TASK DETAILS
From the listing below, pull out the lines that hold "critical".

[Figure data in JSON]
** begin **

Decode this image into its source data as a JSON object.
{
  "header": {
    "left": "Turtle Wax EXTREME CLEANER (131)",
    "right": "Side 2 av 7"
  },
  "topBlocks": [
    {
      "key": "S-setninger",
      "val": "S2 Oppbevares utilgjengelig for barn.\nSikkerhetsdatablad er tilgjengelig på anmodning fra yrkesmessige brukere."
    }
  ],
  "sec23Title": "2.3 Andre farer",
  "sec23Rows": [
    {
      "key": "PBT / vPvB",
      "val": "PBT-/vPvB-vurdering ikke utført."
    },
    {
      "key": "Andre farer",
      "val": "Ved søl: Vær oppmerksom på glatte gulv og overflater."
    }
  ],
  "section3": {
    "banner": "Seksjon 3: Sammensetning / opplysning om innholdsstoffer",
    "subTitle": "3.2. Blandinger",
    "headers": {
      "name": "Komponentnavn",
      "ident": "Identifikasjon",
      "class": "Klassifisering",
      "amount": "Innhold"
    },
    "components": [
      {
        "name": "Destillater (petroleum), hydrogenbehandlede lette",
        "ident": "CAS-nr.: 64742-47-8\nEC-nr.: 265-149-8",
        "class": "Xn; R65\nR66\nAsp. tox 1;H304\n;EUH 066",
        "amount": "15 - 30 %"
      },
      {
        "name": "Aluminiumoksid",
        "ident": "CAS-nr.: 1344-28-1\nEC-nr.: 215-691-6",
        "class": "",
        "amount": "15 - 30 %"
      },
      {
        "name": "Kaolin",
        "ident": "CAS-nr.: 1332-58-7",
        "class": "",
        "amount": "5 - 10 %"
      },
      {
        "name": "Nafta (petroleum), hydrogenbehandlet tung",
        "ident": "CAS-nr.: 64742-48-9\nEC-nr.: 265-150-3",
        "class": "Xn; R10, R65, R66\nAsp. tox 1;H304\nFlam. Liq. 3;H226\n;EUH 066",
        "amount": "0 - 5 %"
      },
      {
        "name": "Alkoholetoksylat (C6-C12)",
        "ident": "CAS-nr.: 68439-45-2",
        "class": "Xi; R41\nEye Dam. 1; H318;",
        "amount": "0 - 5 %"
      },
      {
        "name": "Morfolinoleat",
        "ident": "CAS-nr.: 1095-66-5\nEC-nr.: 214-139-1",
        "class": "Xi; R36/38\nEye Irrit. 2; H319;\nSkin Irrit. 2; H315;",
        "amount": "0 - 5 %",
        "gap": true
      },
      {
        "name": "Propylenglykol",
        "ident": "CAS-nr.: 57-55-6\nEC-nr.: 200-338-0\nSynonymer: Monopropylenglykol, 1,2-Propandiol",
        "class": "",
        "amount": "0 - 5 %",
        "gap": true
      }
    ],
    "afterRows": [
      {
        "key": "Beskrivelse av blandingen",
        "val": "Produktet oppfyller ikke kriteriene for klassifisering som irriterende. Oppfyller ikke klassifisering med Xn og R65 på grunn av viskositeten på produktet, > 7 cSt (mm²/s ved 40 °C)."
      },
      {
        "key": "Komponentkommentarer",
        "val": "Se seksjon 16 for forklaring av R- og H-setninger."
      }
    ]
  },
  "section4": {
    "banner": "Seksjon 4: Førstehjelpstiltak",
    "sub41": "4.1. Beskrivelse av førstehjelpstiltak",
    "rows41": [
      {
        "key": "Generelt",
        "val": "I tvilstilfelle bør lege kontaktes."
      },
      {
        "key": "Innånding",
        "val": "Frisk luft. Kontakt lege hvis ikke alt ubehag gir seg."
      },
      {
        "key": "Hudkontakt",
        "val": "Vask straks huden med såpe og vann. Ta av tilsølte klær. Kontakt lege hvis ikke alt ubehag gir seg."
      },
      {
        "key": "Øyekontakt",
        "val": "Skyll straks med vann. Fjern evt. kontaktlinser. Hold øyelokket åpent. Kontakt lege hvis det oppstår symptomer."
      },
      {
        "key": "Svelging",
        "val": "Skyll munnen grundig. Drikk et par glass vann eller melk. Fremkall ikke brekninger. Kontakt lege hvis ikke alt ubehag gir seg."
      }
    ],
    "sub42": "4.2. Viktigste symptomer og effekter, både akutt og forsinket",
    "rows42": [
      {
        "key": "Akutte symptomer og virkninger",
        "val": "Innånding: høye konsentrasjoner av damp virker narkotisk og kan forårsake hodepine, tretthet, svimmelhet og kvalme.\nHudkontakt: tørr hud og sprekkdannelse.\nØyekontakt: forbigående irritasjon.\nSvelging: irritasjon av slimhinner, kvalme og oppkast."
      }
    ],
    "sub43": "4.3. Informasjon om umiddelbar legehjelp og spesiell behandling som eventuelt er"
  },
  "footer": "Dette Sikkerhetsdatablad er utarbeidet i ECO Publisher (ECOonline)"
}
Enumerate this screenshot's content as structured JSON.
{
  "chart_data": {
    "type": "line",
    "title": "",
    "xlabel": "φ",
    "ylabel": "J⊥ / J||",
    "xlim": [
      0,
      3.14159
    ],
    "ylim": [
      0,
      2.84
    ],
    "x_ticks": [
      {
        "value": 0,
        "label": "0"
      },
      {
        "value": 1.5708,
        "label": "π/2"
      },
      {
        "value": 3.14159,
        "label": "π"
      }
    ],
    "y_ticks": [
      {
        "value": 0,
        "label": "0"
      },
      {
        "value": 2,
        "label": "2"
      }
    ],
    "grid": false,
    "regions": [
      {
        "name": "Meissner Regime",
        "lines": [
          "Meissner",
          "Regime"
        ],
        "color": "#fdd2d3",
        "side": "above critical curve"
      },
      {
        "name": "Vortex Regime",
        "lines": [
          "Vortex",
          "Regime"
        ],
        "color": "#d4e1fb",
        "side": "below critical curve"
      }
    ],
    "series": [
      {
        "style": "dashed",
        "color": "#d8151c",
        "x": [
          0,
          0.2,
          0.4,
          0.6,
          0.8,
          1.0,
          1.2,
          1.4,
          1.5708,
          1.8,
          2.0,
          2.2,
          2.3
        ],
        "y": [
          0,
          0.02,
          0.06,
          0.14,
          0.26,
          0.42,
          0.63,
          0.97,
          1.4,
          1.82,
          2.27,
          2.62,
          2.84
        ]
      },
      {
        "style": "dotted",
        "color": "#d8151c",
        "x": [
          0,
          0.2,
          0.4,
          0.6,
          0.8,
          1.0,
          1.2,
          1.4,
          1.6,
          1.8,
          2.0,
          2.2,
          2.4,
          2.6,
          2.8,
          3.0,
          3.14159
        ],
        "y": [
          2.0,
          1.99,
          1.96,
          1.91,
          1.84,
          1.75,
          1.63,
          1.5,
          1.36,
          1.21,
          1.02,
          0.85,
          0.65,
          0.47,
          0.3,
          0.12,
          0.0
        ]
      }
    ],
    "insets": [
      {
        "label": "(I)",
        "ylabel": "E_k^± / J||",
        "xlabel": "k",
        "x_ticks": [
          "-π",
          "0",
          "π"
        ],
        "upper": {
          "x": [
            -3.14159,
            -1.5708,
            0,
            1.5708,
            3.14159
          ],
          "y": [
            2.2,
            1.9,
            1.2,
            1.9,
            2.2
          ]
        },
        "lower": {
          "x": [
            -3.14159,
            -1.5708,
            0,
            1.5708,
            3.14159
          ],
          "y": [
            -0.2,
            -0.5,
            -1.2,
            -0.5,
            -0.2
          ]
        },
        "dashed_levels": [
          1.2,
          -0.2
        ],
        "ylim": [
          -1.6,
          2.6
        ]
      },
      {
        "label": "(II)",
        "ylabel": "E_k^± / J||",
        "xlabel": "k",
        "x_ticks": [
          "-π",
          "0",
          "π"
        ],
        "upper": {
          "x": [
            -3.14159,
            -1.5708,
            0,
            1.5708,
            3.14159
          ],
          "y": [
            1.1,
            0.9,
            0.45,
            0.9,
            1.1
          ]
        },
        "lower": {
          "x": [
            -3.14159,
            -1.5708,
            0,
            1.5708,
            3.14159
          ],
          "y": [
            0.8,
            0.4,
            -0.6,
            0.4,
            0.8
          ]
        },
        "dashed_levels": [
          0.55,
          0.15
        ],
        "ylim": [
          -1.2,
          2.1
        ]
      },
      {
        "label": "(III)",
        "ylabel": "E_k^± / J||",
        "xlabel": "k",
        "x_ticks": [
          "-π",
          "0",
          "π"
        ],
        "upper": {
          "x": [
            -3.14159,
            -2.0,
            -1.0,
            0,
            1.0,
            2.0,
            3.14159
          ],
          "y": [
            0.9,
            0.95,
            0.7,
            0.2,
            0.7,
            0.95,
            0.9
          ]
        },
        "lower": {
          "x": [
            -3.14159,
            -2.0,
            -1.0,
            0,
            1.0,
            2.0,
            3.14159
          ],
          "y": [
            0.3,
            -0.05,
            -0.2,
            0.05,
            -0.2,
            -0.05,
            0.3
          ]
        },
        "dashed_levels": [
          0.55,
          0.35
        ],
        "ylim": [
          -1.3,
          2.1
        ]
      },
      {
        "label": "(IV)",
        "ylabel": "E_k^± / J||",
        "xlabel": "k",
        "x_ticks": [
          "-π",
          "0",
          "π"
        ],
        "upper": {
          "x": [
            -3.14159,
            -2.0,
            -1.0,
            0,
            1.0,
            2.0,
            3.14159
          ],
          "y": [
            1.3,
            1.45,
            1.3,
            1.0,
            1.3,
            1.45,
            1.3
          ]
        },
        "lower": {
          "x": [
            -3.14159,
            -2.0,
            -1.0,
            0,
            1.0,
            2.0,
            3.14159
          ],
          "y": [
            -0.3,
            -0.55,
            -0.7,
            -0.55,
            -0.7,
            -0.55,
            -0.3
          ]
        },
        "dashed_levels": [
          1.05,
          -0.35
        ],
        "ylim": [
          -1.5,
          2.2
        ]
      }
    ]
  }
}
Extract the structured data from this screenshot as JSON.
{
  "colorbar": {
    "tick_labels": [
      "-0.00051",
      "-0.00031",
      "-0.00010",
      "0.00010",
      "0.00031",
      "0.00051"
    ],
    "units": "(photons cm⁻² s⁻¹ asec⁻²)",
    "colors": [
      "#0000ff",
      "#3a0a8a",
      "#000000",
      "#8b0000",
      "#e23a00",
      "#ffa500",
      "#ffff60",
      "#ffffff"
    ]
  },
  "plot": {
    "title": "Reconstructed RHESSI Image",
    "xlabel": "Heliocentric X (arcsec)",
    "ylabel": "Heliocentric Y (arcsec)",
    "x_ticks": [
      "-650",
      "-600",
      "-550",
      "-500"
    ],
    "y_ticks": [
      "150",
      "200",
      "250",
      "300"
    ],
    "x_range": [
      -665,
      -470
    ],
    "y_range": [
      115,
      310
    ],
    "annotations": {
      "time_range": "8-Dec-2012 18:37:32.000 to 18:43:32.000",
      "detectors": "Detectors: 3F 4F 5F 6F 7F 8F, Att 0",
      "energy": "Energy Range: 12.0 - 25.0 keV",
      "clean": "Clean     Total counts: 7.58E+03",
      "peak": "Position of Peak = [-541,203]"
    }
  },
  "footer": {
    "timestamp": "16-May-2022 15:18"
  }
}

** end **

RESULT FOR THIS EXERCISE
        "side": "above critical curve"
        "side": "below critical curve"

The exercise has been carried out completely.